■ TRAVAIL DEMANDÉ ■
Citez à l'identique les lignes des enregistrements ci-dessous, depuis leur début jusqu'à la ligne contenant « 259, 906, 345] », celle-ci comprise.

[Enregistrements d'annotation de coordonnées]
┌──

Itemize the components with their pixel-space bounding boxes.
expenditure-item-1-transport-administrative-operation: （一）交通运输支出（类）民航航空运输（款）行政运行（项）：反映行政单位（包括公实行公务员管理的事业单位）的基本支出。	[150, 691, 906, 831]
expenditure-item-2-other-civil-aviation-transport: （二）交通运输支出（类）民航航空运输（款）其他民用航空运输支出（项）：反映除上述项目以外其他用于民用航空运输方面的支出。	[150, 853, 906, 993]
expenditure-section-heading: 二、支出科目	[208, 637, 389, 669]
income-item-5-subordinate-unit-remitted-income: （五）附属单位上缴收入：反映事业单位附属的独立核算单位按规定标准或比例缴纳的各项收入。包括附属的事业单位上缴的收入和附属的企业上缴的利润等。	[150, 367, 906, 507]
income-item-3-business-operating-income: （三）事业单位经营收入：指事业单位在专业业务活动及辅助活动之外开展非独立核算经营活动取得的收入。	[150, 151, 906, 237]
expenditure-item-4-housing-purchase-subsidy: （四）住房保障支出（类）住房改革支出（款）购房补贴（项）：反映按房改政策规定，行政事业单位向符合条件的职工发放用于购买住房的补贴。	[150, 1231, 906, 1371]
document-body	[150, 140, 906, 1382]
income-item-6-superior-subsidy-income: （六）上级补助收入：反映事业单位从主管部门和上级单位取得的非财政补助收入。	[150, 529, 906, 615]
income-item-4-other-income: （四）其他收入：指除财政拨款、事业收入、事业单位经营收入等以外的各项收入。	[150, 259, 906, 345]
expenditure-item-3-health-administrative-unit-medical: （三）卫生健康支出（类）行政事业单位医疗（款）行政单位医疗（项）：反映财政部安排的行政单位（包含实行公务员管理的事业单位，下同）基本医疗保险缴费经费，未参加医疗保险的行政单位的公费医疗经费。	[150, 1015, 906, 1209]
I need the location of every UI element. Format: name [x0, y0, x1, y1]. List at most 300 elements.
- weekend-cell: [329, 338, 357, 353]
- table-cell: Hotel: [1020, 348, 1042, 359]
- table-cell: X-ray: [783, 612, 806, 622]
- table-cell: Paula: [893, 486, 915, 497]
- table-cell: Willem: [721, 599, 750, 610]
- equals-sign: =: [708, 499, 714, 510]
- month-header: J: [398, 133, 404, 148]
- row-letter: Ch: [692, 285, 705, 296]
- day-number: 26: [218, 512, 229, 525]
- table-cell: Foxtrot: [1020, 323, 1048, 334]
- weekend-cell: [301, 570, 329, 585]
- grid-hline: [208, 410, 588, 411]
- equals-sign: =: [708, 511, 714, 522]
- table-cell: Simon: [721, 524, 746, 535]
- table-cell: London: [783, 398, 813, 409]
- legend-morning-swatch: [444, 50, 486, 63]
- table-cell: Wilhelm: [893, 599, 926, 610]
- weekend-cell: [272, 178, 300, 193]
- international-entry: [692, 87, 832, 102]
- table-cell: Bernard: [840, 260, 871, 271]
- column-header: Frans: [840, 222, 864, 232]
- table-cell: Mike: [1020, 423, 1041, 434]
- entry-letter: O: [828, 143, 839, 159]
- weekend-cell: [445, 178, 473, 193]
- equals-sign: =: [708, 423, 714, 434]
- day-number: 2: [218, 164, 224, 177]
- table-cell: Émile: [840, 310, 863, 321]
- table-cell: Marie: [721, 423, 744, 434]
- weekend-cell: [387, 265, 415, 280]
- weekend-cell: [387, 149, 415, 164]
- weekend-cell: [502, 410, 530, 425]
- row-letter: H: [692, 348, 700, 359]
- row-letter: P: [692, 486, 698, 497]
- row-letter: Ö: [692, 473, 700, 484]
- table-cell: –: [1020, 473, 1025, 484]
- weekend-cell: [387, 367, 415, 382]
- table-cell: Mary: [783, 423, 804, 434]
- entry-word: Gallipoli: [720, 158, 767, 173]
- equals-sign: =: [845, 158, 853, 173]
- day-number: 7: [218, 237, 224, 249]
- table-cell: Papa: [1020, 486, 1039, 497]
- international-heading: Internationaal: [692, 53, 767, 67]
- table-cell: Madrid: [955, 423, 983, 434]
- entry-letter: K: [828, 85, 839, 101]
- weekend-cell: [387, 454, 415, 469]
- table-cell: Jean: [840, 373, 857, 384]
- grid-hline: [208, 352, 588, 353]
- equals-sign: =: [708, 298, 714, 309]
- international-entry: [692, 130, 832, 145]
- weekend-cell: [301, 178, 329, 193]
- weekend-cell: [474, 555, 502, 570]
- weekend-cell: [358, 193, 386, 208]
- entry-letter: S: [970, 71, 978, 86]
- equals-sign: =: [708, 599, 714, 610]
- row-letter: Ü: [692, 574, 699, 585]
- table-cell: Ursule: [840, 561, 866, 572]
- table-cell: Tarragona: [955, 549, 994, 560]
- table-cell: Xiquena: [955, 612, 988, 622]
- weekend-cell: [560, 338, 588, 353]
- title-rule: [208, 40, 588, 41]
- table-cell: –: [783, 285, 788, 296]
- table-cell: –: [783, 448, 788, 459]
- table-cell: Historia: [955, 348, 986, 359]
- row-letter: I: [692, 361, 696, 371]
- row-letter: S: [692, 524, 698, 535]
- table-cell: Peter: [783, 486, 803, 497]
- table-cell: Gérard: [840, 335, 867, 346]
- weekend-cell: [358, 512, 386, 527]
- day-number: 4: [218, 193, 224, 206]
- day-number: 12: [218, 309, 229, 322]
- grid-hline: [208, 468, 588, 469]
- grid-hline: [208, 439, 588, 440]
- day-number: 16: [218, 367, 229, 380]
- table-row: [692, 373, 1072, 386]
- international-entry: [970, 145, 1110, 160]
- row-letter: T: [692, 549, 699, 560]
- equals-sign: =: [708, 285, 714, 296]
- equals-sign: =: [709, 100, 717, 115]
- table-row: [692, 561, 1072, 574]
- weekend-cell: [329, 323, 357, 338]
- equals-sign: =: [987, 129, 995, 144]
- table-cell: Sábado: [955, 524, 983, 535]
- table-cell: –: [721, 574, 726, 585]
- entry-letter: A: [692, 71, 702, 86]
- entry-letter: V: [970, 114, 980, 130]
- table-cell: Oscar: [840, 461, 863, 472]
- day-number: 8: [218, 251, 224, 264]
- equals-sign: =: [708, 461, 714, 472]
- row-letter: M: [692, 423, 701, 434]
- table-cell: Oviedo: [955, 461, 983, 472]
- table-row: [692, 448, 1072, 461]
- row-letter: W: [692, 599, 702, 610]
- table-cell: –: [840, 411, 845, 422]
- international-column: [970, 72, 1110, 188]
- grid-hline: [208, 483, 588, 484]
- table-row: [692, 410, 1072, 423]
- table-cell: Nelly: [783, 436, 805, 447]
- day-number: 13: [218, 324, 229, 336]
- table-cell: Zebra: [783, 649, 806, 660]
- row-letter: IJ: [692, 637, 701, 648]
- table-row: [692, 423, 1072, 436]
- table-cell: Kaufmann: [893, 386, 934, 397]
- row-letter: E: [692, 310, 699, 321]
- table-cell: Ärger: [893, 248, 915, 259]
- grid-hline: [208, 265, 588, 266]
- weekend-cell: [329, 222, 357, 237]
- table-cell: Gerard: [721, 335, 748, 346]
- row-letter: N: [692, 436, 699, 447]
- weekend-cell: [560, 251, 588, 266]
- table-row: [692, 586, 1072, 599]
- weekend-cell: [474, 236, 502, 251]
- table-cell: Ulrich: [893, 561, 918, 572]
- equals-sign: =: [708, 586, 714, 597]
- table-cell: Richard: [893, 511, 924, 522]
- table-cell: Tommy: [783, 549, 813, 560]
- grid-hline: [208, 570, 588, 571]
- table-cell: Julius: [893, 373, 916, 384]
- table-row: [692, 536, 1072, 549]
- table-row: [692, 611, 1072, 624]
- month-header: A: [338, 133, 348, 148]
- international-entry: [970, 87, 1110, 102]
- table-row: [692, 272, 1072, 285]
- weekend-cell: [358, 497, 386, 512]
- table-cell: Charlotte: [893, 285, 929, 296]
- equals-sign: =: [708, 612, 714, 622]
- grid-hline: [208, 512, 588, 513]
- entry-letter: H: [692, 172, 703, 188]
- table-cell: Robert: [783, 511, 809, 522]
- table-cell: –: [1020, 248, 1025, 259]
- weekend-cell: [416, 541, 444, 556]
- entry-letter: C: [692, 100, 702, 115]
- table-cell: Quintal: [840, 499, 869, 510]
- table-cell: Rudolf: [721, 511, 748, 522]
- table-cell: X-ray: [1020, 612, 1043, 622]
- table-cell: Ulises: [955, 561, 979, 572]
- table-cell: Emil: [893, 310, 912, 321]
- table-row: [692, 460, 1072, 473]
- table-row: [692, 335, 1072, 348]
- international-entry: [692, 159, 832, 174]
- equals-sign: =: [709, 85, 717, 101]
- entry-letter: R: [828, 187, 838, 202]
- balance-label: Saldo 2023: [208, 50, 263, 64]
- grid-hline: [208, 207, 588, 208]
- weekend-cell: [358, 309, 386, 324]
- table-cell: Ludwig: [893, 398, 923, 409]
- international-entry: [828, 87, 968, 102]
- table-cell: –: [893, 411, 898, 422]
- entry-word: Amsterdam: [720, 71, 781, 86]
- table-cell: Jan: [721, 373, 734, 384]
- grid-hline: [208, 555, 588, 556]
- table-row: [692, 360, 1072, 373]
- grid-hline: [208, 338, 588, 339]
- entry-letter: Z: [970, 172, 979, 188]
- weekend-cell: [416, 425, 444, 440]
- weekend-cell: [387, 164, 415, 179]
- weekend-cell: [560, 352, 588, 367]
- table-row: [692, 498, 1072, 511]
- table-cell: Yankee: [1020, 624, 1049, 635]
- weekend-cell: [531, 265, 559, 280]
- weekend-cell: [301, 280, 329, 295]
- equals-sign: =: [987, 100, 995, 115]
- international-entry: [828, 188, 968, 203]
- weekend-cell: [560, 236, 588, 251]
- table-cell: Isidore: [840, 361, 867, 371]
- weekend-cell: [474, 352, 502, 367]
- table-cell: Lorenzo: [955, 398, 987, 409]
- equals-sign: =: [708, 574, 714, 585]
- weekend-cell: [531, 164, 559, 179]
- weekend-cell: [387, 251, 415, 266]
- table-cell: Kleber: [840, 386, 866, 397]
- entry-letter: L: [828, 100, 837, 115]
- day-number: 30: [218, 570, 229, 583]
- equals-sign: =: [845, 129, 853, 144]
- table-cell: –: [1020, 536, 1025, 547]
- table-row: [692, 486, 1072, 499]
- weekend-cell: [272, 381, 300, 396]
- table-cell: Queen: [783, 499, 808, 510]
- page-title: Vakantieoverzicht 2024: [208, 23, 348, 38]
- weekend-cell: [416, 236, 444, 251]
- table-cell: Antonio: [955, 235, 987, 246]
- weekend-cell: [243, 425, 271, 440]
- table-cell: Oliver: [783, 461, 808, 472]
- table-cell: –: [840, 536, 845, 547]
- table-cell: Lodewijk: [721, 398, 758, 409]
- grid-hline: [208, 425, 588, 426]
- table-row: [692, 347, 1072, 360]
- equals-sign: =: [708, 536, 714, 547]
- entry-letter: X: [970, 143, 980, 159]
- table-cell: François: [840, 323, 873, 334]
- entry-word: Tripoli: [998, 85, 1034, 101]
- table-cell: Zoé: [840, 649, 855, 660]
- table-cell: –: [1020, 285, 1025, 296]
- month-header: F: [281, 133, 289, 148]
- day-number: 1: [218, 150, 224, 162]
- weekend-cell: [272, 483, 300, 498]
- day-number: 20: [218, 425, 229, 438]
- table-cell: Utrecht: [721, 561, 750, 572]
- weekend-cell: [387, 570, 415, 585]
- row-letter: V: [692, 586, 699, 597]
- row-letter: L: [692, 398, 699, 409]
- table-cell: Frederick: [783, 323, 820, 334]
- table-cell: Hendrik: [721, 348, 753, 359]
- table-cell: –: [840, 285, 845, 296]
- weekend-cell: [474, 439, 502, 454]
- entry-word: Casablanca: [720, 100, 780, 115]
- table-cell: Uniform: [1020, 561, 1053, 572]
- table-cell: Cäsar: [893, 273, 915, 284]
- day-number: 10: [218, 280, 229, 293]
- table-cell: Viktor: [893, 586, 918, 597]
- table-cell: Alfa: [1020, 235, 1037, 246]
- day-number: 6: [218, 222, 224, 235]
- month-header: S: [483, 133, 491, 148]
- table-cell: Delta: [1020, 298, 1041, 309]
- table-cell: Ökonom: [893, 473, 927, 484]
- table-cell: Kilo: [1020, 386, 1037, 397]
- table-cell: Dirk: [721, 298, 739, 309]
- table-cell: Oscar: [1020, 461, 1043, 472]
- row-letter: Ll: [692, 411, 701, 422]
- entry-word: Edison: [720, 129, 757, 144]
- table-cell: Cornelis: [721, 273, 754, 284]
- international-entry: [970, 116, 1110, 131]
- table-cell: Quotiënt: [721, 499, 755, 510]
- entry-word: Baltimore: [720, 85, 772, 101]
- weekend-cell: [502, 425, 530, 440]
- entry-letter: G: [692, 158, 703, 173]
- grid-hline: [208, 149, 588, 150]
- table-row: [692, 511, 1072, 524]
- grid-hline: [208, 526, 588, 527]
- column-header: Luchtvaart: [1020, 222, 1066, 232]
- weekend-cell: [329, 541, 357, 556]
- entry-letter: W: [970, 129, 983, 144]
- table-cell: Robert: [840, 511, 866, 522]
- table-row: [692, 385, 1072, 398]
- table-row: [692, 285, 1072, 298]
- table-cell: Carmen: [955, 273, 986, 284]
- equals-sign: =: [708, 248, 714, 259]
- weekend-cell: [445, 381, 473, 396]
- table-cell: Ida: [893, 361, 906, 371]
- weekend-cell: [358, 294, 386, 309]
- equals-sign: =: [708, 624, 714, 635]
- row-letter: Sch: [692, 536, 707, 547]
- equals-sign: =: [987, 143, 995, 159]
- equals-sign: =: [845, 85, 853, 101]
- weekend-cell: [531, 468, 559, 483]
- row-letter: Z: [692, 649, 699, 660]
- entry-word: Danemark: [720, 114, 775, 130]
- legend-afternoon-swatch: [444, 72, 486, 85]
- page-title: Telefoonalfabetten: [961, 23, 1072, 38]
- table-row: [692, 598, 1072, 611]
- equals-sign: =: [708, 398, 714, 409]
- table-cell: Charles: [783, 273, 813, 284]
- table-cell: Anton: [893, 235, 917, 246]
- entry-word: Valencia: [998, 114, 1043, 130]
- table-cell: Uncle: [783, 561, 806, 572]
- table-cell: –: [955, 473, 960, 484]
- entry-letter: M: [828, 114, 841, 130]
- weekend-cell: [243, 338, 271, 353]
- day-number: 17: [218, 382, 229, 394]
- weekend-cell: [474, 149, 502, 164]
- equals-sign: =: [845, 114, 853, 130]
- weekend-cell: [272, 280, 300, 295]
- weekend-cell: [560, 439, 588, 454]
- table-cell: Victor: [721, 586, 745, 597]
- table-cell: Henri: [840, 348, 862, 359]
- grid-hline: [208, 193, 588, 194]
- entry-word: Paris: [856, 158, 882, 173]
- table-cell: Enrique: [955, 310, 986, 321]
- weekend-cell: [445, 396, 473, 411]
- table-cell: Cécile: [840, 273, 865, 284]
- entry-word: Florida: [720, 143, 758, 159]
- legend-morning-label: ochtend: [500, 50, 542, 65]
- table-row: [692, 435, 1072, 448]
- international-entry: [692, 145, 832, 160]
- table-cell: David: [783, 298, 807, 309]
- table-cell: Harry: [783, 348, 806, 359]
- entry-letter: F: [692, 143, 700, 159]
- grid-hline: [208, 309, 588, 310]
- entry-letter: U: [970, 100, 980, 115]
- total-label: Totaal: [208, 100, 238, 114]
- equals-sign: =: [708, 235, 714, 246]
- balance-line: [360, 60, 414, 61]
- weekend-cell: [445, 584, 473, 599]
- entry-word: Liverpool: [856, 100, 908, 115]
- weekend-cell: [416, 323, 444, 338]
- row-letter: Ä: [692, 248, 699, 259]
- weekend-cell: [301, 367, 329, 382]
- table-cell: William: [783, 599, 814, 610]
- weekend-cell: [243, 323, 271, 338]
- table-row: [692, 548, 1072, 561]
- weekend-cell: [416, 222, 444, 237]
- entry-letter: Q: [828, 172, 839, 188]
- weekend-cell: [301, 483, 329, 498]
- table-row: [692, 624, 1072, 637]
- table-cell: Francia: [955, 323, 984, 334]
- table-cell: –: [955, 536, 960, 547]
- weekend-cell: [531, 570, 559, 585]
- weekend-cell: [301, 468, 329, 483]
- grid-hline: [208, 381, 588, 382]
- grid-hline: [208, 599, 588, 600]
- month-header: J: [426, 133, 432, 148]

└──

■ RÉPONSE PROPOSÉE ■
Itemize the components with their pixel-space bounding boxes.
expenditure-item-1-transport-administrative-operation: （一）交通运输支出（类）民航航空运输（款）行政运行（项）：反映行政单位（包括公实行公务员管理的事业单位）的基本支出。	[150, 691, 906, 831]
expenditure-item-2-other-civil-aviation-transport: （二）交通运输支出（类）民航航空运输（款）其他民用航空运输支出（项）：反映除上述项目以外其他用于民用航空运输方面的支出。	[150, 853, 906, 993]
expenditure-section-heading: 二、支出科目	[208, 637, 389, 669]
income-item-5-subordinate-unit-remitted-income: （五）附属单位上缴收入：反映事业单位附属的独立核算单位按规定标准或比例缴纳的各项收入。包括附属的事业单位上缴的收入和附属的企业上缴的利润等。	[150, 367, 906, 507]
income-item-3-business-operating-income: （三）事业单位经营收入：指事业单位在专业业务活动及辅助活动之外开展非独立核算经营活动取得的收入。	[150, 151, 906, 237]
expenditure-item-4-housing-purchase-subsidy: （四）住房保障支出（类）住房改革支出（款）购房补贴（项）：反映按房改政策规定，行政事业单位向符合条件的职工发放用于购买住房的补贴。	[150, 1231, 906, 1371]
document-body	[150, 140, 906, 1382]
income-item-6-superior-subsidy-income: （六）上级补助收入：反映事业单位从主管部门和上级单位取得的非财政补助收入。	[150, 529, 906, 615]
income-item-4-other-income: （四）其他收入：指除财政拨款、事业收入、事业单位经营收入等以外的各项收入。	[150, 259, 906, 345]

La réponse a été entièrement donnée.